DATA PROVIDED:
┌──
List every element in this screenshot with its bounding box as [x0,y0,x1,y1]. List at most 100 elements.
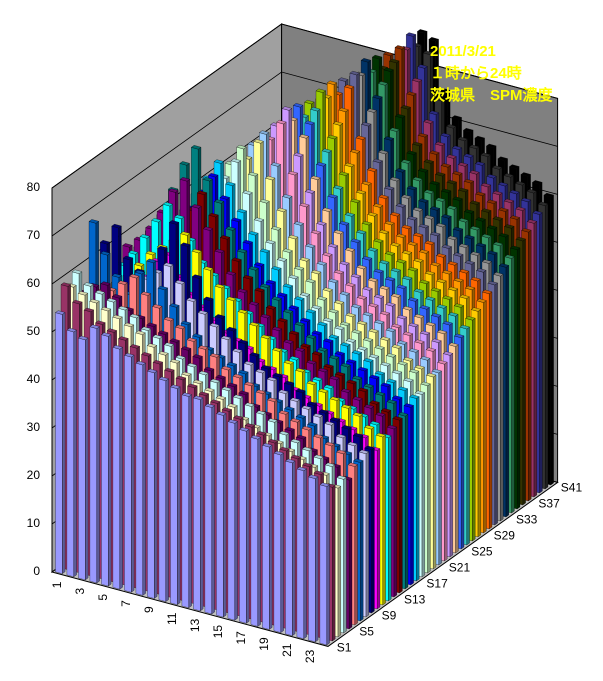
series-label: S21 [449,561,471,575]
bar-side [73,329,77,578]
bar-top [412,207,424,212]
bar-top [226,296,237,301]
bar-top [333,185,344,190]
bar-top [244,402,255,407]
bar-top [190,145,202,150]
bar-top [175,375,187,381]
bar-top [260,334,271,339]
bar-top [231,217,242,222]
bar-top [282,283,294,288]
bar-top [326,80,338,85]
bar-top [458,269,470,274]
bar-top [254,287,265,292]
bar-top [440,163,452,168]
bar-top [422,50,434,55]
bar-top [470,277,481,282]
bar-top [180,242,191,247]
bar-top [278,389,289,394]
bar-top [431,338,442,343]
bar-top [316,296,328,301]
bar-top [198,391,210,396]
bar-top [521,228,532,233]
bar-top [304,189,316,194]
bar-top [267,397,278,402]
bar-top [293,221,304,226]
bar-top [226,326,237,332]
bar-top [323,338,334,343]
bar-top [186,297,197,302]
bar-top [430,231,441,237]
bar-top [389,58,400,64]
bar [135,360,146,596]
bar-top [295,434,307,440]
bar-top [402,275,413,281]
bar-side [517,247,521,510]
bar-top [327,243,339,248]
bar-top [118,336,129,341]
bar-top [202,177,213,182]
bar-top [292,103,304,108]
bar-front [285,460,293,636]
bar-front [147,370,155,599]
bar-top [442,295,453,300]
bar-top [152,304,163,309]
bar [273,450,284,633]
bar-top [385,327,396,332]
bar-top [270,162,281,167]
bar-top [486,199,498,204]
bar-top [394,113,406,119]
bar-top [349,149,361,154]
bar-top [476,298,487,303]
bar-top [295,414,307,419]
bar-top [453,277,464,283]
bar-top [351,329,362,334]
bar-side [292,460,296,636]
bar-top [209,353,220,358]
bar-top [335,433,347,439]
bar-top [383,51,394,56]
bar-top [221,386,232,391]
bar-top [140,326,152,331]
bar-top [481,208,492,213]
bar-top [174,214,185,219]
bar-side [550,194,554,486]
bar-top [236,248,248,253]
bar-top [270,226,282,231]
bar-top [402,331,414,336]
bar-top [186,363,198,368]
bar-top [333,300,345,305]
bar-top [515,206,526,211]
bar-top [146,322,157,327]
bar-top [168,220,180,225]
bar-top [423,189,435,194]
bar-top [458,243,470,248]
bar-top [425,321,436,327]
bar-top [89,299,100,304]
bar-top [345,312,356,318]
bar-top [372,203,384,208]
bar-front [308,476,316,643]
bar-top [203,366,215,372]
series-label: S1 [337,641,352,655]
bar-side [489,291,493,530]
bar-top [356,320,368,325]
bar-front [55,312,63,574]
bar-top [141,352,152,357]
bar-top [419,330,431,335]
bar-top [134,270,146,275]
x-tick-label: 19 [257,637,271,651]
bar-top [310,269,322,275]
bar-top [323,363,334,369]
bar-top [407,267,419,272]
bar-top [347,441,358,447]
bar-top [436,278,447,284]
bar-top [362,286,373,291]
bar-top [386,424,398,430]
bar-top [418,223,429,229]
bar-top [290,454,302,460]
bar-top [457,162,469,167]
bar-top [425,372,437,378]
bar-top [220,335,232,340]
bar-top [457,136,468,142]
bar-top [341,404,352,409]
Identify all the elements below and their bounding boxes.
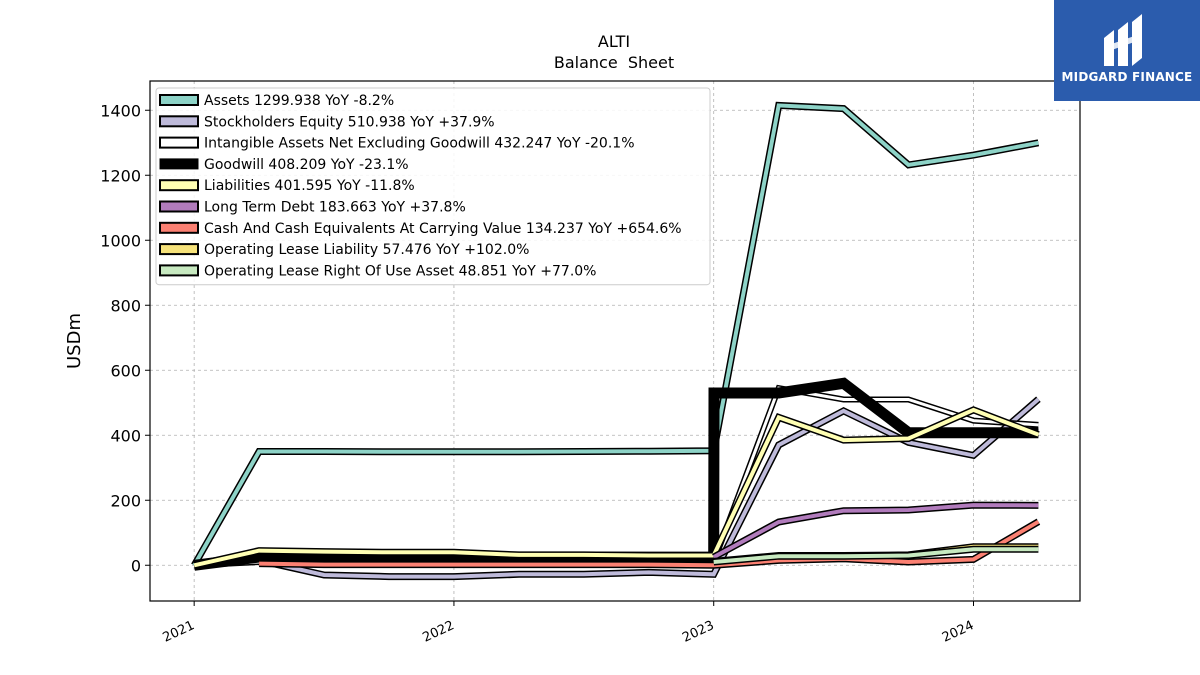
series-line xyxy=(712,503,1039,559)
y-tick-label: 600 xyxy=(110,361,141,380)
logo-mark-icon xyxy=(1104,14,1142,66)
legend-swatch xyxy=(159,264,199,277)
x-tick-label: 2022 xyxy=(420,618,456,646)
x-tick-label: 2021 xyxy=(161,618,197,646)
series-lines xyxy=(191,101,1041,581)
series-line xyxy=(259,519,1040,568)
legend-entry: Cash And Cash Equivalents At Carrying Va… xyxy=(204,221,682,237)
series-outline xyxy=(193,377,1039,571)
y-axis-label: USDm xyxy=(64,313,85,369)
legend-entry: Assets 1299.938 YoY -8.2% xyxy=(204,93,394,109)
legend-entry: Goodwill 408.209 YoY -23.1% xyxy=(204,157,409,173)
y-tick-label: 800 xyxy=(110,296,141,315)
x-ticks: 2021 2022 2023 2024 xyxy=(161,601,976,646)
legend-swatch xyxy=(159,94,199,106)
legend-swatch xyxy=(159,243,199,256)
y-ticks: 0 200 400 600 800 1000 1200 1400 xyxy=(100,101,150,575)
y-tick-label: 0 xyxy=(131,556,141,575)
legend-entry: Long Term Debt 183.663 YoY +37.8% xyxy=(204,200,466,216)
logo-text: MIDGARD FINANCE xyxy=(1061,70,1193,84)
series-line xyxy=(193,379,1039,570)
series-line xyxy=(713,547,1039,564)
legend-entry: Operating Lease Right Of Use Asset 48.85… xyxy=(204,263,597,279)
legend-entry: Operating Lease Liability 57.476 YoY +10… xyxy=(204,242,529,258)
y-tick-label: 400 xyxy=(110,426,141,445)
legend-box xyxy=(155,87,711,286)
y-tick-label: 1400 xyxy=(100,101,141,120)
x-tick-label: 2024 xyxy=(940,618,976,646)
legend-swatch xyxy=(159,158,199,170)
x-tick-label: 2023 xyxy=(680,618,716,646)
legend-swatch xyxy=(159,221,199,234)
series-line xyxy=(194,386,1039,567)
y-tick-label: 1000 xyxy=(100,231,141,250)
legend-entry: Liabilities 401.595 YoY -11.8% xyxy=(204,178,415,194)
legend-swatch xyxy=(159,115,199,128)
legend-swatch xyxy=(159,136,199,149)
└──
TASK BRIEF:
Show every line from the entries above that contains the string "front", treating uppercase and lowercase as different.

PROBLEM SOLUTION:
bar-front [285,460,293,636]
bar-front [147,370,155,599]
bar-front [308,476,316,643]
bar-front [55,312,63,574]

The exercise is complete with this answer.